[Data entries]
· · · · · · ·

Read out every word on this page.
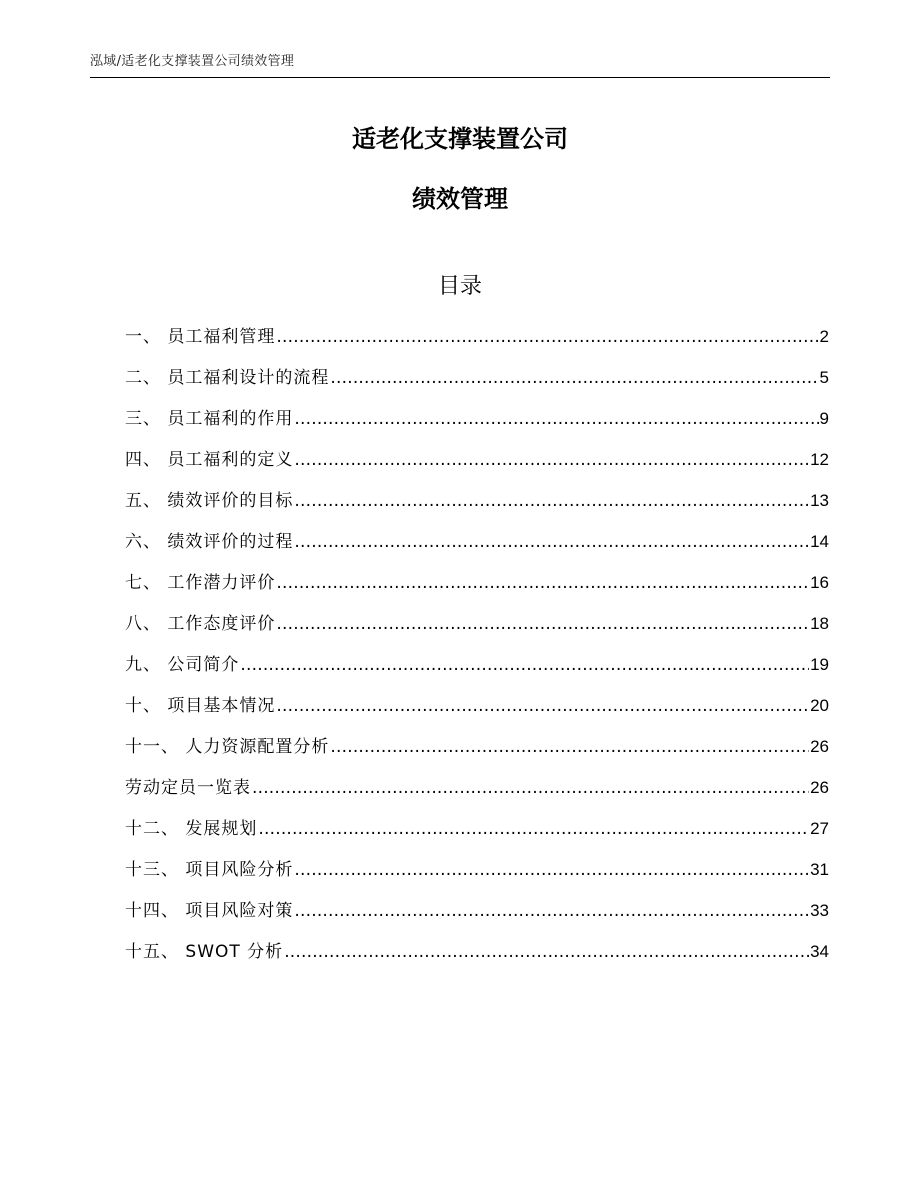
泓域/适老化支撑装置公司绩效管理
适老化支撑装置公司
绩效管理
目录
一、 员工福利管理 .....	2
二、 员工福利设计的流程 .....	5
三、 员工福利的作用 .....	9
四、 员工福利的定义 .....	12
五、 绩效评价的目标 .....	13
六、 绩效评价的过程 .....	14
七、 工作潜力评价 .....	16
八、 工作态度评价 .....	18
九、 公司简介 .....	19
十、 项目基本情况 .....	20
十一、 人力资源配置分析 .....	26
劳动定员一览表 .....	26
十二、 发展规划 .....	27
十三、 项目风险分析 .....	31
十四、 项目风险对策 .....	33
十五、 SWOT 分析 .....	34
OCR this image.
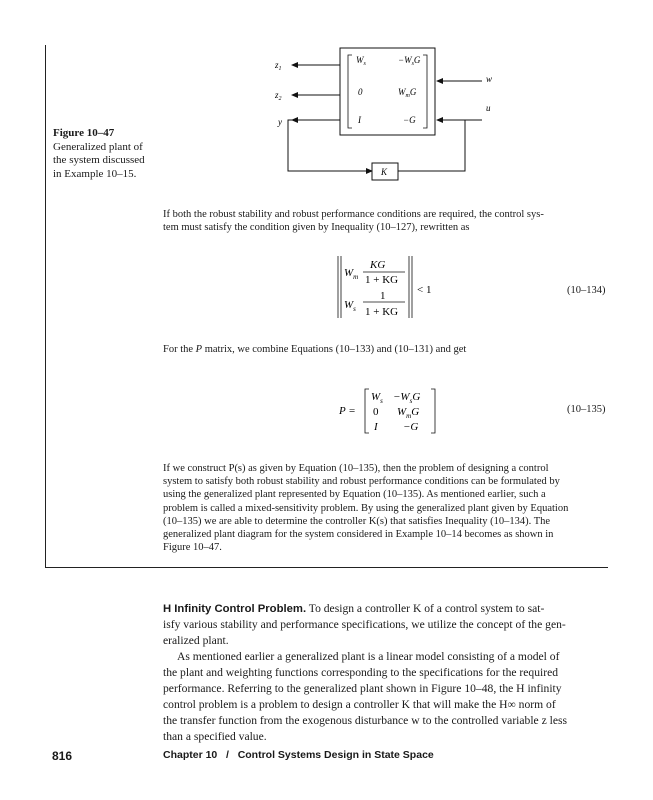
Figure 10–47
Generalized plant of
the system discussed
in Example 10–15.
$W_s$	$-W_sG$
0	$W_mG$
I	−G
$z_1$
$z_2$
y
w
u
K
If both the robust stability and robust performance conditions are required, the control sys-
tem must satisfy the condition given by Inequality (10–127), rewritten as
$W_m$
KG
1 + KG
$W_s$
1
1 + KG
< 1	(10–134)
For the P matrix, we combine Equations (10–133) and (10–131) and get
P =
$W_s -W_sG$
0 $W_mG$
I −G
(10–135)
If we construct P(s) as given by Equation (10–135), then the problem of designing a control
system to satisfy both robust stability and robust performance conditions can be formulated by
using the generalized plant represented by Equation (10–135). As mentioned earlier, such a
problem is called a mixed-sensitivity problem. By using the generalized plant given by Equation
(10–135) we are able to determine the controller K(s) that satisfies Inequality (10–134). The
generalized plant diagram for the system considered in Example 10–14 becomes as shown in
Figure 10–47.
H Infinity Control Problem. To design a controller K of a control system to sat-
isfy various stability and performance specifications, we utilize the concept of the gen-
eralized plant.
As mentioned earlier a generalized plant is a linear model consisting of a model of
the plant and weighting functions corresponding to the specifications for the required
performance. Referring to the generalized plant shown in Figure 10–48, the H infinity
control problem is a problem to design a controller K that will make the H∞ norm of
the transfer function from the exogenous disturbance w to the controlled variable z less
than a specified value.
816	Chapter 10   /   Control Systems Design in State Space
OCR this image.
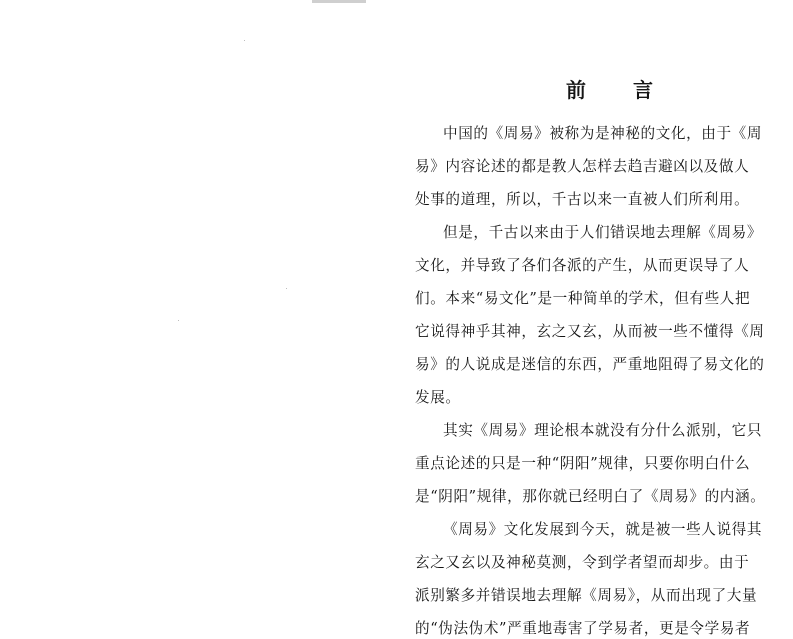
前 言
中国的《周易》被称为是神秘的文化，由于《周
易》内容论述的都是教人怎样去趋吉避凶以及做人
处事的道理，所以，千古以来一直被人们所利用。
但是，千古以来由于人们错误地去理解《周易》
文化，并导致了各们各派的产生，从而更误导了人
们。本来“易文化”是一种简单的学术，但有些人把
它说得神乎其神，玄之又玄，从而被一些不懂得《周
易》的人说成是迷信的东西，严重地阻碍了易文化的
发展。
其实《周易》理论根本就没有分什么派别，它只
重点论述的只是一种“阴阳”规律，只要你明白什么
是“阴阳”规律，那你就已经明白了《周易》的内涵。
《周易》文化发展到今天，就是被一些人说得其
玄之又玄以及神秘莫测，令到学者望而却步。由于
派别繁多并错误地去理解《周易》，从而出现了大量
的“伪法伪术”严重地毒害了学易者，更是令学易者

· · · · · · ·

[Goal]: Read through the entries and copy each line in which "that" appears.

[Solution for this task]:
(10–135) we are able to determine the controller K(s) that satisfies Inequality (10–134). The
control problem is a problem to design a controller K that will make the H∞ norm of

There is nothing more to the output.